Instructions for the task – Extract each line of the records below that contains the word "York".
## begin Source material
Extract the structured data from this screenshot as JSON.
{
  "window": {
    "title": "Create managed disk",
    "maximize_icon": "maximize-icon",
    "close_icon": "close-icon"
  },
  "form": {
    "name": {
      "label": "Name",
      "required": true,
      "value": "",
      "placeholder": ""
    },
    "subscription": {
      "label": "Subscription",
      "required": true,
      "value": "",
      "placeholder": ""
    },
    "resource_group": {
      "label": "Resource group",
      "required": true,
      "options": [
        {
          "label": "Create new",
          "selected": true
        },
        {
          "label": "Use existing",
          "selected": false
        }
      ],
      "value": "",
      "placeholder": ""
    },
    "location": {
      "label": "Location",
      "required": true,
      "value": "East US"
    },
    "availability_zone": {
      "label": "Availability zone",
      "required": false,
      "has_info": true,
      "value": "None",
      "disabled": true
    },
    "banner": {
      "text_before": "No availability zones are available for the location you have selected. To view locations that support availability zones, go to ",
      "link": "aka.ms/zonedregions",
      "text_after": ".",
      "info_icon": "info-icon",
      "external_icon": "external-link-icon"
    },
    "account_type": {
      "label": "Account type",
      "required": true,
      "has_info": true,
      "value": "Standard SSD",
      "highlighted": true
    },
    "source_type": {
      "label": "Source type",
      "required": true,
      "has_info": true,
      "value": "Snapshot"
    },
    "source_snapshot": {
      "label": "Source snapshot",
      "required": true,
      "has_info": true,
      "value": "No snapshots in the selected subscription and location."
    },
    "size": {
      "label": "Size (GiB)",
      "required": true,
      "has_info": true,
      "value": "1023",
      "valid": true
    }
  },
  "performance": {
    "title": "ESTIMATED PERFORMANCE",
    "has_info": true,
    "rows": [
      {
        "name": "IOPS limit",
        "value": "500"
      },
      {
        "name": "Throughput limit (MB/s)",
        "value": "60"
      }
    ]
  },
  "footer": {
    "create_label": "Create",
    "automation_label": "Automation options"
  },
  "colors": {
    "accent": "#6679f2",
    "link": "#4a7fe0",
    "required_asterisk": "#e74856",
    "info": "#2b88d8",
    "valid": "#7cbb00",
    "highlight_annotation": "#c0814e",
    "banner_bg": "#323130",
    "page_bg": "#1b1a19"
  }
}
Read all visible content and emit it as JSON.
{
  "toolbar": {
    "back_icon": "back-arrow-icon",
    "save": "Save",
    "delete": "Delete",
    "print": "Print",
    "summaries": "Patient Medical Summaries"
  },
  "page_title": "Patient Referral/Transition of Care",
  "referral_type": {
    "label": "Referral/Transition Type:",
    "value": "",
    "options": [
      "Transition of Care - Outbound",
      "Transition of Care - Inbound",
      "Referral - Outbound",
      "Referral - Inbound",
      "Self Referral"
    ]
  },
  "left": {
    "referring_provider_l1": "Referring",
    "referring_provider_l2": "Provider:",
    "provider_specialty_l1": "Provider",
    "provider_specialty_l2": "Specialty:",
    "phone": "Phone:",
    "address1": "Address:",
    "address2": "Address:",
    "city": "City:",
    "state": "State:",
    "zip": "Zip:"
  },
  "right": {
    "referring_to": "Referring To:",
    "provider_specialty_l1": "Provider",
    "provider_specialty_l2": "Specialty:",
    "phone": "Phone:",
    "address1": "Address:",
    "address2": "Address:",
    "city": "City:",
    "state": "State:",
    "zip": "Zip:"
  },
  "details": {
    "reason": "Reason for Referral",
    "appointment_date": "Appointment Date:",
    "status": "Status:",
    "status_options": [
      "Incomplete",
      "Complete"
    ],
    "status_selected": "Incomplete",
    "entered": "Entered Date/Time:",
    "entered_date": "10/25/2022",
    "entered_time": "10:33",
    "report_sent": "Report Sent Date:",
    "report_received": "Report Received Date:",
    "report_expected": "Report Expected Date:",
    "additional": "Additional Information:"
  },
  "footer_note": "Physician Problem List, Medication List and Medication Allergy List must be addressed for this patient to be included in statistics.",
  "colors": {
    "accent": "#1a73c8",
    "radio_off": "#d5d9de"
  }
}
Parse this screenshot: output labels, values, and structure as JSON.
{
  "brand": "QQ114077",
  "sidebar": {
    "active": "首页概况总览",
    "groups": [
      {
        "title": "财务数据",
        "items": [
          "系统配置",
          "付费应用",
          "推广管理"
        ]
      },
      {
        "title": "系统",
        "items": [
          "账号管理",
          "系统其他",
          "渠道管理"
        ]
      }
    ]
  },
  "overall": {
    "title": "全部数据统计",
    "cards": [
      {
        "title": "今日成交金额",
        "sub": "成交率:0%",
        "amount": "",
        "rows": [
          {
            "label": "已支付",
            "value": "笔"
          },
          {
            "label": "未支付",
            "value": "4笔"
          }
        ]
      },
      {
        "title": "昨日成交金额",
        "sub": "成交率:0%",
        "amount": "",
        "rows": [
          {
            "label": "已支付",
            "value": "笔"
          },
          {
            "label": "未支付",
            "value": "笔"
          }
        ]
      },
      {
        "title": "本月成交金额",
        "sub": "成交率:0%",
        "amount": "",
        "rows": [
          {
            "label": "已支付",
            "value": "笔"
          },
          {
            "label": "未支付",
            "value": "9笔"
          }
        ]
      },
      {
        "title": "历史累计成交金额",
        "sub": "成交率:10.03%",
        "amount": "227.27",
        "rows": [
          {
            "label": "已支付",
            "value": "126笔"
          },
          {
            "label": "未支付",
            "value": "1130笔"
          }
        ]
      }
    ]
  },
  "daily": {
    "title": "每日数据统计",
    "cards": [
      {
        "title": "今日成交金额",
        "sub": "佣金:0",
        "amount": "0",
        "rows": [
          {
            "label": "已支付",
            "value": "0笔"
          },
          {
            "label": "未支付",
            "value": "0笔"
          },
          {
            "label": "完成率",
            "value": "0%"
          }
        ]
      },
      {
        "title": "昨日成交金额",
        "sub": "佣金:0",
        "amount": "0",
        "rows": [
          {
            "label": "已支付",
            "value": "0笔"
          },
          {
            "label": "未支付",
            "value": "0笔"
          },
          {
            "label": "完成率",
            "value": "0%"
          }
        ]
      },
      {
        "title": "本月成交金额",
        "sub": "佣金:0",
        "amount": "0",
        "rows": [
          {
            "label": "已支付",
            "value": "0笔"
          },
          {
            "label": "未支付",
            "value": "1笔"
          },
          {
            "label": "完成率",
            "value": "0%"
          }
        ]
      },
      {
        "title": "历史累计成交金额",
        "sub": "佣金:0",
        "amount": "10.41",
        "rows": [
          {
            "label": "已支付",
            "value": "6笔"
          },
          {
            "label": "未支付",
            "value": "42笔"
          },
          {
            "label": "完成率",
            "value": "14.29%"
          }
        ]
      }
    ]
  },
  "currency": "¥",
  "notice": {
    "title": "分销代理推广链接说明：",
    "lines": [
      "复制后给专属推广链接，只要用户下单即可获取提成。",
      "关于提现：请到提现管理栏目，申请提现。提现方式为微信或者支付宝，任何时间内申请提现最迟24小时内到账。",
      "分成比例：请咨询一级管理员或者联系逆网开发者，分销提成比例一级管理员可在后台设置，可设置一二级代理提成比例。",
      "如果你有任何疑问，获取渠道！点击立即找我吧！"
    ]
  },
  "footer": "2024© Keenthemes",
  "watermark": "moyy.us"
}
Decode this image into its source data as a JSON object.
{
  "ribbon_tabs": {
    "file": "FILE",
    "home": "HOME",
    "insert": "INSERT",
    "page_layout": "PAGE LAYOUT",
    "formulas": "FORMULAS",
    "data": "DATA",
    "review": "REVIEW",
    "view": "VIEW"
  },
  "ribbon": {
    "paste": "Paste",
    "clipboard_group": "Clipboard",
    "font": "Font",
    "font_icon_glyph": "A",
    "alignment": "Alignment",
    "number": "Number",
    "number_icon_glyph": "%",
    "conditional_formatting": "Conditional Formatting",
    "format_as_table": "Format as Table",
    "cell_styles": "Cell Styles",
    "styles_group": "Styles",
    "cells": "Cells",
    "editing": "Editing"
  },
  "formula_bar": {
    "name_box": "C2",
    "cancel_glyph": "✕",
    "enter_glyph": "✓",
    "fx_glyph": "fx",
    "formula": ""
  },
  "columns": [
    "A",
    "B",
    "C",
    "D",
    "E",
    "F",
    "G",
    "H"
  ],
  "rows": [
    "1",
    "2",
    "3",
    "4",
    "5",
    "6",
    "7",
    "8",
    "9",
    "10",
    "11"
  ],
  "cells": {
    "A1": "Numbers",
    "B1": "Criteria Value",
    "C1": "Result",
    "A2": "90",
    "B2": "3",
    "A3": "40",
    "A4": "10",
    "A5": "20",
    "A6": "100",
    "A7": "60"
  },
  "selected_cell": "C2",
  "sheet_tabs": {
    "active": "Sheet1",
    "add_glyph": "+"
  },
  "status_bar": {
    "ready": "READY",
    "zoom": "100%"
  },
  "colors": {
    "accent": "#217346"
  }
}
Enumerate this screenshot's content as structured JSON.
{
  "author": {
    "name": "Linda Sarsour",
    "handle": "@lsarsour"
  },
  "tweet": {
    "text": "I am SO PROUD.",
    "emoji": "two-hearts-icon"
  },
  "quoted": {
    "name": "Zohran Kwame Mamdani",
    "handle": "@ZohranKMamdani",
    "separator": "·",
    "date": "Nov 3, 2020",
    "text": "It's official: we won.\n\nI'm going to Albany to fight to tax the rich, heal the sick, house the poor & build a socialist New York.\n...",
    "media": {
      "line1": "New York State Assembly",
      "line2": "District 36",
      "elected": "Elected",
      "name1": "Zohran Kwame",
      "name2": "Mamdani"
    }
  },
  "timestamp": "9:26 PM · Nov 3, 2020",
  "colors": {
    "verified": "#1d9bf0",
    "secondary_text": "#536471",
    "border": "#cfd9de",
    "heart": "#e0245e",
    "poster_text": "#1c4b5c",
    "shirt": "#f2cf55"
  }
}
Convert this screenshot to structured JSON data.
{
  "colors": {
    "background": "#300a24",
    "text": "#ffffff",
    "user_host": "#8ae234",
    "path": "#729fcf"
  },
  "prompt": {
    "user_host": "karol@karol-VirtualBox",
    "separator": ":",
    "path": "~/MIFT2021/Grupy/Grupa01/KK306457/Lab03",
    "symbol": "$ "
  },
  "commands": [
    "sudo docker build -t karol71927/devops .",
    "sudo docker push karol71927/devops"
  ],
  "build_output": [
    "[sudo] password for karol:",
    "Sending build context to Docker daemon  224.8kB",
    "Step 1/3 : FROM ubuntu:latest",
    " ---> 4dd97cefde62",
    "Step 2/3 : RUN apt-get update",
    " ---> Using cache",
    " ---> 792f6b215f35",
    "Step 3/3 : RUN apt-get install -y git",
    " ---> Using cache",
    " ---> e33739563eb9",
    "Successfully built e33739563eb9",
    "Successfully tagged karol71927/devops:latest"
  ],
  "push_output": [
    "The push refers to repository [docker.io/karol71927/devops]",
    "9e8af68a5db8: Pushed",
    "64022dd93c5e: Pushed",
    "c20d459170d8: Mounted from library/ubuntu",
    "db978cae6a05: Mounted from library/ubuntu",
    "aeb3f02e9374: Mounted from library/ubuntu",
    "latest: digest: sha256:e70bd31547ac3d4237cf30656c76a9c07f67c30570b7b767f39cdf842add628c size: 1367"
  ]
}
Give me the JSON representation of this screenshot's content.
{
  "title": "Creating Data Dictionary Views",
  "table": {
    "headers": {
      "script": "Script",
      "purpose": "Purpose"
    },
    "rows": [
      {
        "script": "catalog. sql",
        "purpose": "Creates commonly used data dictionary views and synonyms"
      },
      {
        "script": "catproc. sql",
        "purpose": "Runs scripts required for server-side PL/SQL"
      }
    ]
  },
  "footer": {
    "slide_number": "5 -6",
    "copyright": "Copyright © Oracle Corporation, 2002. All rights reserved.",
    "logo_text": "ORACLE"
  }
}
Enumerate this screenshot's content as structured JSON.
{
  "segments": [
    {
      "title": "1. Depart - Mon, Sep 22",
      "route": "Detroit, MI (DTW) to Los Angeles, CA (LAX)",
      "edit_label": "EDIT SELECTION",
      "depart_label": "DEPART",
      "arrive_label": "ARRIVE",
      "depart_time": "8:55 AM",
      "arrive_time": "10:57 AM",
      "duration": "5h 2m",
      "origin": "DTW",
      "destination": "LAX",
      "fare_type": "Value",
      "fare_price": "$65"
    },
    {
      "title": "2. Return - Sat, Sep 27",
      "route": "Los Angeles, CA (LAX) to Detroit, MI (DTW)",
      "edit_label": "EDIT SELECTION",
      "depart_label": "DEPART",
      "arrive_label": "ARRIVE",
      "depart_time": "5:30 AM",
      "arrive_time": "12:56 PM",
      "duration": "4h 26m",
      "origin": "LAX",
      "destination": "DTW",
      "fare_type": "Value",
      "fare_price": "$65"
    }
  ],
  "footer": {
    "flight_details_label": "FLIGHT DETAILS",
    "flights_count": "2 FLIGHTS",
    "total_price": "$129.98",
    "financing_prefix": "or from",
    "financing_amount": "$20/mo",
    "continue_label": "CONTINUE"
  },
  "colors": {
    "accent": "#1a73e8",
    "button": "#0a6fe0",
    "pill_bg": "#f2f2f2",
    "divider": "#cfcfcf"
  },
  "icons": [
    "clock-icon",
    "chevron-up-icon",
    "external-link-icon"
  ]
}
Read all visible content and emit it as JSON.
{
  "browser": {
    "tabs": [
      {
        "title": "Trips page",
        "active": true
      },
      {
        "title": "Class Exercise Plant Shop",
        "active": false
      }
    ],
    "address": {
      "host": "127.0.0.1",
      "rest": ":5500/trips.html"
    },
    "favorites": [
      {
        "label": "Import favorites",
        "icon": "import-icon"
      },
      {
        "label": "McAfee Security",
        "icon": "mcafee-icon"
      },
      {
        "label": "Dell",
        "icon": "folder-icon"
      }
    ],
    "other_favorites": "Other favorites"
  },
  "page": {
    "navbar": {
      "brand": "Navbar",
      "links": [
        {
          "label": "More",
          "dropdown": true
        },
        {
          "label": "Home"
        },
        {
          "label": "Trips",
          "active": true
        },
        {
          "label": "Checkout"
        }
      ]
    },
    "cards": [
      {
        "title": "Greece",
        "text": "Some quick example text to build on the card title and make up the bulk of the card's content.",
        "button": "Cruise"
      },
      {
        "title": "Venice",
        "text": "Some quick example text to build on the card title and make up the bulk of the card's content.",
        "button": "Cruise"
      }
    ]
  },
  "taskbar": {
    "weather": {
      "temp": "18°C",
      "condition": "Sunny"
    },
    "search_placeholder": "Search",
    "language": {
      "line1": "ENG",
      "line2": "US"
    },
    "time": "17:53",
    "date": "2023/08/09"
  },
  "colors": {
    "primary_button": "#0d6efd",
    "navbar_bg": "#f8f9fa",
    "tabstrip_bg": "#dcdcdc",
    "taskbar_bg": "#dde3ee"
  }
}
## end Source material
Full response –
    "text": "It's official: we won.\n\nI'm going to Albany to fight to tax the rich, heal the sick, house the poor & build a socialist New York.\n...",
      "line1": "New York State Assembly",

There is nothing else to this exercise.